> **Dataset items**:
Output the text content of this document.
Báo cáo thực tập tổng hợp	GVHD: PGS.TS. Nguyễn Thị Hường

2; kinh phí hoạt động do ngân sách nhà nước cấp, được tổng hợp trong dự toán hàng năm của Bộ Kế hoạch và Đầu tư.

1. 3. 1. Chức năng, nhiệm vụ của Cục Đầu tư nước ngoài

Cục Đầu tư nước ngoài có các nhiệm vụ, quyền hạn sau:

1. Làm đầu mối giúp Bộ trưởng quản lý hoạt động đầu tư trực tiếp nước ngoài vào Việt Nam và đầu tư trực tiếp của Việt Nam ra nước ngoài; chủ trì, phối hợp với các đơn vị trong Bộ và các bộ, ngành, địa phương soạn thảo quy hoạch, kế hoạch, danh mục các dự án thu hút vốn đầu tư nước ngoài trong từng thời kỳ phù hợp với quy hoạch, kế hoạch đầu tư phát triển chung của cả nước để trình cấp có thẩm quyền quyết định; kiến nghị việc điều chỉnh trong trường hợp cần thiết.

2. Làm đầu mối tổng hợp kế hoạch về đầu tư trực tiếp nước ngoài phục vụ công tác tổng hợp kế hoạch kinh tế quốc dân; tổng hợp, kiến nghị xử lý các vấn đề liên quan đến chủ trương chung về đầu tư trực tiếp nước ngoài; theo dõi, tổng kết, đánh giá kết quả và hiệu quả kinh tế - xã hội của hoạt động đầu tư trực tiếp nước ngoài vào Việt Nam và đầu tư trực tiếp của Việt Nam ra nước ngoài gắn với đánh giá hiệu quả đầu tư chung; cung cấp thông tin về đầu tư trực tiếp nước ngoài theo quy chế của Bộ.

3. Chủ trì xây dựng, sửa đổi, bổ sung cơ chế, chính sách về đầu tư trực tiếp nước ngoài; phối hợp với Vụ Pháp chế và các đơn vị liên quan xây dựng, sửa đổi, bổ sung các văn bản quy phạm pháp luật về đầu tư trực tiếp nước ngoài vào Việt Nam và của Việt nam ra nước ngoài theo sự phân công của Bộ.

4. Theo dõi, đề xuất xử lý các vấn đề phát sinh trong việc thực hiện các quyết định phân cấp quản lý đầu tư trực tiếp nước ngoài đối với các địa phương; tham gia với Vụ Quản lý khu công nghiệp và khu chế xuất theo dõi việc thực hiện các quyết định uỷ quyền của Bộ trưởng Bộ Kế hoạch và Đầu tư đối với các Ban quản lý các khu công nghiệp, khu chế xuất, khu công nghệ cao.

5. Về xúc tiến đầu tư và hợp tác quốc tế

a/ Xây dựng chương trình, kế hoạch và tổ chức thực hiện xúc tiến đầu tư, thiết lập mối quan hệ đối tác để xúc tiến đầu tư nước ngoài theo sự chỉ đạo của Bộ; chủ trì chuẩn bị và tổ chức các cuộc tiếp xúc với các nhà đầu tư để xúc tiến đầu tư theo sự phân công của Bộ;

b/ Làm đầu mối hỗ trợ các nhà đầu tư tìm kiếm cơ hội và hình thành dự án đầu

> **Problem requirements**: Copy every single line of the material above that holds "tiến".

> **Exercise answer**:
5. Về xúc tiến đầu tư và hợp tác quốc tế
a/ Xây dựng chương trình, kế hoạch và tổ chức thực hiện xúc tiến đầu tư, thiết lập mối quan hệ đối tác để xúc tiến đầu tư nước ngoài theo sự chỉ đạo của Bộ; chủ trì chuẩn bị và tổ chức các cuộc tiếp xúc với các nhà đầu tư để xúc tiến đầu tư theo sự phân công của Bộ;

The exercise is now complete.